**YOUR TASK**
Determine how many lines carry the word "OMPS". Output that number only.

**EXCERPTED RECORDS**
>>>>>
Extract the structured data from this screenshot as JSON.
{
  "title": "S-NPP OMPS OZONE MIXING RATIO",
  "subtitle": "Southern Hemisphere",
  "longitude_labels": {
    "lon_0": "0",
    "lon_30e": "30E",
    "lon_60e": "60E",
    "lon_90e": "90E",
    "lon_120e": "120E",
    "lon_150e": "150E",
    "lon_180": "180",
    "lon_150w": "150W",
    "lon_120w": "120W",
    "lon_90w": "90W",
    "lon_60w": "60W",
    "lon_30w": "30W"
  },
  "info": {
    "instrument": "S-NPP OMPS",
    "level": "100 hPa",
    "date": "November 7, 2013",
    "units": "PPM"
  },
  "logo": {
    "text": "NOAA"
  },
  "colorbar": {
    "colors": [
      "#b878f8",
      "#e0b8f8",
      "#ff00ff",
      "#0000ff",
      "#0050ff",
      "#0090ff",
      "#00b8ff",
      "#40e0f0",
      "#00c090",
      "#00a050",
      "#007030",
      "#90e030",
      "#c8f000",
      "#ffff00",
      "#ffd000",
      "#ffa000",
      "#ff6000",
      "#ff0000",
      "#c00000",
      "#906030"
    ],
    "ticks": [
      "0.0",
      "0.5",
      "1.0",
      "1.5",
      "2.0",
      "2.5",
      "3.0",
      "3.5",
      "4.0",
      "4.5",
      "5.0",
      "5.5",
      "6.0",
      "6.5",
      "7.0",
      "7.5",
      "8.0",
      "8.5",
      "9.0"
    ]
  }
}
<<<<<
**RESPONSE BELOW**
2